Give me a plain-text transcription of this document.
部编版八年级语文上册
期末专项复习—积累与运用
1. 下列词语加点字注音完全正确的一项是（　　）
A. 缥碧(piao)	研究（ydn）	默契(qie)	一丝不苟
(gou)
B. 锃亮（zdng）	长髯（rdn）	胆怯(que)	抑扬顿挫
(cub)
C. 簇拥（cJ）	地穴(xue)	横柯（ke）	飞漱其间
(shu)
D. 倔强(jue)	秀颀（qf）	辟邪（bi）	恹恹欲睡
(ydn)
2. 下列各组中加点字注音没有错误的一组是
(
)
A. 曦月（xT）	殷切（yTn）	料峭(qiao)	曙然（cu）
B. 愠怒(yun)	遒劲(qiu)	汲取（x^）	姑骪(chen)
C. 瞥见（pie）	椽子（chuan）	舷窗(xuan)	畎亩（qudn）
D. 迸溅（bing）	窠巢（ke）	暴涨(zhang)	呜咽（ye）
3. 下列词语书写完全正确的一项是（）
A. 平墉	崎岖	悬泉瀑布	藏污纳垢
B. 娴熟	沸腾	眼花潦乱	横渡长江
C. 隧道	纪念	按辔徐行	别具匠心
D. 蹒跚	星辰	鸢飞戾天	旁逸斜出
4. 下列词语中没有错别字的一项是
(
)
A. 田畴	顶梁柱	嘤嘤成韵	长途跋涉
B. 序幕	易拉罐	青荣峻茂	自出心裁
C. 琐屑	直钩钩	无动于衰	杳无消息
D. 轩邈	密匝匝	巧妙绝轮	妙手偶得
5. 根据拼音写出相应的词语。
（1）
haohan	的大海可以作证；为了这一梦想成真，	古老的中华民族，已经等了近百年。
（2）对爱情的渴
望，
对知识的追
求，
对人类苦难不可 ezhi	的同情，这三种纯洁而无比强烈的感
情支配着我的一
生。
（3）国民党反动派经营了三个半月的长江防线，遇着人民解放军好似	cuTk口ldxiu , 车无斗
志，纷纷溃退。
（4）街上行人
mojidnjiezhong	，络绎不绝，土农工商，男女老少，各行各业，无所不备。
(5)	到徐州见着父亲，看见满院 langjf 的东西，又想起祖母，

WHAT YOU SHOULD DO
Your task is to output the full set of records exactly as presented.

THE OUTPUT
Give me a plain-text transcription of this document.
部编版八年级语文上册
期末专项复习—积累与运用
1. 下列词语加点字注音完全正确的一项是（　　）
A. 缥碧(piao)	研究（ydn）	默契(qie)	一丝不苟
(gou)
B. 锃亮（zdng）	长髯（rdn）	胆怯(que)	抑扬顿挫
(cub)
C. 簇拥（cJ）	地穴(xue)	横柯（ke）	飞漱其间
(shu)
D. 倔强(jue)	秀颀（qf）	辟邪（bi）	恹恹欲睡
(ydn)
2. 下列各组中加点字注音没有错误的一组是
(
)
A. 曦月（xT）	殷切（yTn）	料峭(qiao)	曙然（cu）
B. 愠怒(yun)	遒劲(qiu)	汲取（x^）	姑骪(chen)
C. 瞥见（pie）	椽子（chuan）	舷窗(xuan)	畎亩（qudn）
D. 迸溅（bing）	窠巢（ke）	暴涨(zhang)	呜咽（ye）
3. 下列词语书写完全正确的一项是（）
A. 平墉	崎岖	悬泉瀑布	藏污纳垢
B. 娴熟	沸腾	眼花潦乱	横渡长江
C. 隧道	纪念	按辔徐行	别具匠心
D. 蹒跚	星辰	鸢飞戾天	旁逸斜出
4. 下列词语中没有错别字的一项是
(
)
A. 田畴	顶梁柱	嘤嘤成韵	长途跋涉
B. 序幕	易拉罐	青荣峻茂	自出心裁
C. 琐屑	直钩钩	无动于衰	杳无消息
D. 轩邈	密匝匝	巧妙绝轮	妙手偶得
5. 根据拼音写出相应的词语。
（1）
haohan	的大海可以作证；为了这一梦想成真，	古老的中华民族，已经等了近百年。
（2）对爱情的渴
望，
对知识的追
求，
对人类苦难不可 ezhi	的同情，这三种纯洁而无比强烈的感
情支配着我的一
生。
（3）国民党反动派经营了三个半月的长江防线，遇着人民解放军好似	cuTk口ldxiu , 车无斗
志，纷纷溃退。
（4）街上行人
mojidnjiezhong	，络绎不绝，土农工商，男女老少，各行各业，无所不备。
(5)	到徐州见着父亲，看见满院 langjf 的东西，又想起祖母，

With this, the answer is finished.